:: Records ::

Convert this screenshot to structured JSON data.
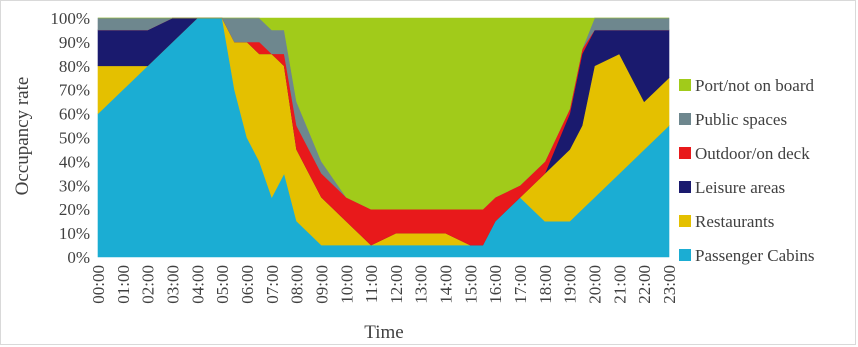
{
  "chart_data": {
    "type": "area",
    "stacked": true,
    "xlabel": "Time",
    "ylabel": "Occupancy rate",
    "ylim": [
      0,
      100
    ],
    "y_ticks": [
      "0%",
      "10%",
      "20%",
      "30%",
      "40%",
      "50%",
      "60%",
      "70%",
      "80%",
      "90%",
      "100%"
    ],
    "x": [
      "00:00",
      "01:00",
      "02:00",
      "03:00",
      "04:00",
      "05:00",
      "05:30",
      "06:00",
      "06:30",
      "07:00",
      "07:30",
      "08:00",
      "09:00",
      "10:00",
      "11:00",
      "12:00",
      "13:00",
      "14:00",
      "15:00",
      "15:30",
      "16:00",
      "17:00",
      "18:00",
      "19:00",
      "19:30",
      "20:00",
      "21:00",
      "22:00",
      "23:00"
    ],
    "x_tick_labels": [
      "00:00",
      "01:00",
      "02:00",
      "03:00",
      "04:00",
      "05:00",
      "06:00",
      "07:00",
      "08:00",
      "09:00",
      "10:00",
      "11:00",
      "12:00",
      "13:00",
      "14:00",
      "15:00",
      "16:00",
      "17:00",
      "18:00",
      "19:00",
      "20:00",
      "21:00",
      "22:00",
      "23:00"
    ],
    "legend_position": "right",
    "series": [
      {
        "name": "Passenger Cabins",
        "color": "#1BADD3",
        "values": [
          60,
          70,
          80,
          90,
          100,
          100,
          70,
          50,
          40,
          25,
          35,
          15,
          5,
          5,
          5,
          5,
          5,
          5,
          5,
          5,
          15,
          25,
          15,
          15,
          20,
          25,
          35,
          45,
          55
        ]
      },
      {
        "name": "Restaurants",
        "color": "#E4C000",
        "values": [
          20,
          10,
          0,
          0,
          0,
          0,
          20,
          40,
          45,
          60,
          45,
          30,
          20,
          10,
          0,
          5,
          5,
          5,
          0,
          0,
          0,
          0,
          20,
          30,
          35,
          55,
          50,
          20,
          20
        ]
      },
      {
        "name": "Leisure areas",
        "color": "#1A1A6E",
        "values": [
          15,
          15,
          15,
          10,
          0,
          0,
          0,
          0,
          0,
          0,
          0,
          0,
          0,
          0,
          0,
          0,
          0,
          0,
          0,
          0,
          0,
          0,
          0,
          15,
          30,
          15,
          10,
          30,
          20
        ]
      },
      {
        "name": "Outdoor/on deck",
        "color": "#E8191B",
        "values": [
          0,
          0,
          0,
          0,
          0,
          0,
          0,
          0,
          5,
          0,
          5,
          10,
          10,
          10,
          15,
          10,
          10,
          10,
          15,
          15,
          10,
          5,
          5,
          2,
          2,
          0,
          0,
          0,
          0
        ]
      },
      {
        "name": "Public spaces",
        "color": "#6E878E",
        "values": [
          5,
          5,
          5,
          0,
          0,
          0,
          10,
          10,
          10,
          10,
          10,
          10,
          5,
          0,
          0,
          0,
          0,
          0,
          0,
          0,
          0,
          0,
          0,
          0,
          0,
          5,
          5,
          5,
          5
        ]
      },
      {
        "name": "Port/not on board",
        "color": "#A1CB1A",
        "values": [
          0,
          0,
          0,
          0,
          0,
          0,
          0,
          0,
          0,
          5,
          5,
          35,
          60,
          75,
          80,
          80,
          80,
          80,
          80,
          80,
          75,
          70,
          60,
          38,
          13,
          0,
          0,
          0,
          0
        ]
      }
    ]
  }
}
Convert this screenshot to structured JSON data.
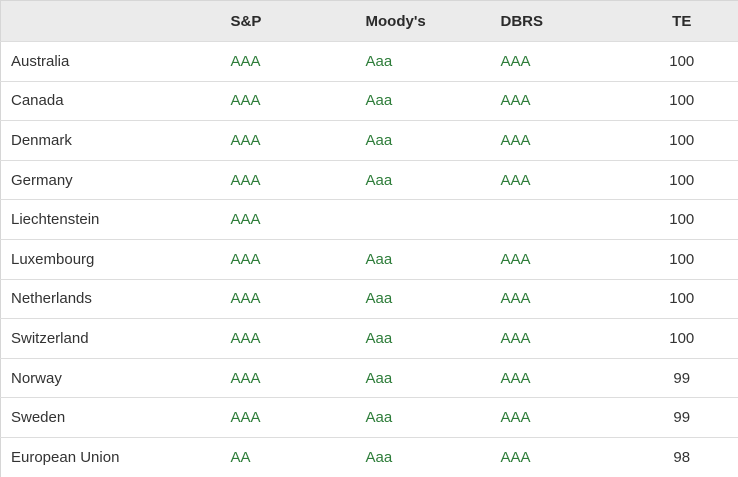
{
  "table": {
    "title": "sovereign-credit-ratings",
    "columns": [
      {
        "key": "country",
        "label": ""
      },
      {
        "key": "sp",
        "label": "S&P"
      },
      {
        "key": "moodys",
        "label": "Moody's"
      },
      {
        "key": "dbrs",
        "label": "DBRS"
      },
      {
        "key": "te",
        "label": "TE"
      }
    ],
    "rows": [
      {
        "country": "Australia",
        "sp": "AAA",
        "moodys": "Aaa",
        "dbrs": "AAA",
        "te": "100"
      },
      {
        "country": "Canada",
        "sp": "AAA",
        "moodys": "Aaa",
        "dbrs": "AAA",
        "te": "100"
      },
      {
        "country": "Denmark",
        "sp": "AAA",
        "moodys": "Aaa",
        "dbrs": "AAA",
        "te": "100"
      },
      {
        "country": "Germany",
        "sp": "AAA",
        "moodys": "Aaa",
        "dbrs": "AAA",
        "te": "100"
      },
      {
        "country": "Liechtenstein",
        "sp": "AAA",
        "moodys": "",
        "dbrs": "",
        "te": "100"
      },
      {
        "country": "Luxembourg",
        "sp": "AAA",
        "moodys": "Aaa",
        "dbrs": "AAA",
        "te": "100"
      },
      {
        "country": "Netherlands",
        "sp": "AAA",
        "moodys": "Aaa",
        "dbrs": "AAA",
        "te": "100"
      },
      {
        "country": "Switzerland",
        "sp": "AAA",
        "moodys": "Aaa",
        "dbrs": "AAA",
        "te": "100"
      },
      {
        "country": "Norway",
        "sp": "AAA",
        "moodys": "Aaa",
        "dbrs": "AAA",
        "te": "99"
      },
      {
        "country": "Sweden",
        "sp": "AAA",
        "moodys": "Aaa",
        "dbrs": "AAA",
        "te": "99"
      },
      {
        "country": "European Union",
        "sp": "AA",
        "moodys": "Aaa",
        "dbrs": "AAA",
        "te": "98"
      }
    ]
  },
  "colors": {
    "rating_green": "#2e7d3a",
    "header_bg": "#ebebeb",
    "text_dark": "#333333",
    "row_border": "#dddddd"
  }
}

:::

Write out the records above once more, word for word, with no pictures.

**Problem solution**.
Convert this screenshot to structured JSON data.
{
  "chart_data": {
    "type": "area",
    "stacked": true,
    "xlabel": "Time",
    "ylabel": "Occupancy rate",
    "ylim": [
      0,
      100
    ],
    "y_ticks": [
      "0%",
      "10%",
      "20%",
      "30%",
      "40%",
      "50%",
      "60%",
      "70%",
      "80%",
      "90%",
      "100%"
    ],
    "x": [
      "00:00",
      "01:00",
      "02:00",
      "03:00",
      "04:00",
      "05:00",
      "05:30",
      "06:00",
      "06:30",
      "07:00",
      "07:30",
      "08:00",
      "09:00",
      "10:00",
      "11:00",
      "12:00",
      "13:00",
      "14:00",
      "15:00",
      "15:30",
      "16:00",
      "17:00",
      "18:00",
      "19:00",
      "19:30",
      "20:00",
      "21:00",
      "22:00",
      "23:00"
    ],
    "x_tick_labels": [
      "00:00",
      "01:00",
      "02:00",
      "03:00",
      "04:00",
      "05:00",
      "06:00",
      "07:00",
      "08:00",
      "09:00",
      "10:00",
      "11:00",
      "12:00",
      "13:00",
      "14:00",
      "15:00",
      "16:00",
      "17:00",
      "18:00",
      "19:00",
      "20:00",
      "21:00",
      "22:00",
      "23:00"
    ],
    "legend_position": "right",
    "series": [
      {
        "name": "Passenger Cabins",
        "color": "#1BADD3",
        "values": [
          60,
          70,
          80,
          90,
          100,
          100,
          70,
          50,
          40,
          25,
          35,
          15,
          5,
          5,
          5,
          5,
          5,
          5,
          5,
          5,
          15,
          25,
          15,
          15,
          20,
          25,
          35,
          45,
          55
        ]
      },
      {
        "name": "Restaurants",
        "color": "#E4C000",
        "values": [
          20,
          10,
          0,
          0,
          0,
          0,
          20,
          40,
          45,
          60,
          45,
          30,
          20,
          10,
          0,
          5,
          5,
          5,
          0,
          0,
          0,
          0,
          20,
          30,
          35,
          55,
          50,
          20,
          20
        ]
      },
      {
        "name": "Leisure areas",
        "color": "#1A1A6E",
        "values": [
          15,
          15,
          15,
          10,
          0,
          0,
          0,
          0,
          0,
          0,
          0,
          0,
          0,
          0,
          0,
          0,
          0,
          0,
          0,
          0,
          0,
          0,
          0,
          15,
          30,
          15,
          10,
          30,
          20
        ]
      },
      {
        "name": "Outdoor/on deck",
        "color": "#E8191B",
        "values": [
          0,
          0,
          0,
          0,
          0,
          0,
          0,
          0,
          5,
          0,
          5,
          10,
          10,
          10,
          15,
          10,
          10,
          10,
          15,
          15,
          10,
          5,
          5,
          2,
          2,
          0,
          0,
          0,
          0
        ]
      },
      {
        "name": "Public spaces",
        "color": "#6E878E",
        "values": [
          5,
          5,
          5,
          0,
          0,
          0,
          10,
          10,
          10,
          10,
          10,
          10,
          5,
          0,
          0,
          0,
          0,
          0,
          0,
          0,
          0,
          0,
          0,
          0,
          0,
          5,
          5,
          5,
          5
        ]
      },
      {
        "name": "Port/not on board",
        "color": "#A1CB1A",
        "values": [
          0,
          0,
          0,
          0,
          0,
          0,
          0,
          0,
          0,
          5,
          5,
          35,
          60,
          75,
          80,
          80,
          80,
          80,
          80,
          80,
          75,
          70,
          60,
          38,
          13,
          0,
          0,
          0,
          0
        ]
      }
    ]
  }
}
Convert this screenshot to structured JSON data.
{
  "table": {
    "title": "sovereign-credit-ratings",
    "columns": [
      {
        "key": "country",
        "label": ""
      },
      {
        "key": "sp",
        "label": "S&P"
      },
      {
        "key": "moodys",
        "label": "Moody's"
      },
      {
        "key": "dbrs",
        "label": "DBRS"
      },
      {
        "key": "te",
        "label": "TE"
      }
    ],
    "rows": [
      {
        "country": "Australia",
        "sp": "AAA",
        "moodys": "Aaa",
        "dbrs": "AAA",
        "te": "100"
      },
      {
        "country": "Canada",
        "sp": "AAA",
        "moodys": "Aaa",
        "dbrs": "AAA",
        "te": "100"
      },
      {
        "country": "Denmark",
        "sp": "AAA",
        "moodys": "Aaa",
        "dbrs": "AAA",
        "te": "100"
      },
      {
        "country": "Germany",
        "sp": "AAA",
        "moodys": "Aaa",
        "dbrs": "AAA",
        "te": "100"
      },
      {
        "country": "Liechtenstein",
        "sp": "AAA",
        "moodys": "",
        "dbrs": "",
        "te": "100"
      },
      {
        "country": "Luxembourg",
        "sp": "AAA",
        "moodys": "Aaa",
        "dbrs": "AAA",
        "te": "100"
      },
      {
        "country": "Netherlands",
        "sp": "AAA",
        "moodys": "Aaa",
        "dbrs": "AAA",
        "te": "100"
      },
      {
        "country": "Switzerland",
        "sp": "AAA",
        "moodys": "Aaa",
        "dbrs": "AAA",
        "te": "100"
      },
      {
        "country": "Norway",
        "sp": "AAA",
        "moodys": "Aaa",
        "dbrs": "AAA",
        "te": "99"
      },
      {
        "country": "Sweden",
        "sp": "AAA",
        "moodys": "Aaa",
        "dbrs": "AAA",
        "te": "99"
      },
      {
        "country": "European Union",
        "sp": "AA",
        "moodys": "Aaa",
        "dbrs": "AAA",
        "te": "98"
      }
    ]
  },
  "colors": {
    "rating_green": "#2e7d3a",
    "header_bg": "#ebebeb",
    "text_dark": "#333333",
    "row_border": "#dddddd"
  }
}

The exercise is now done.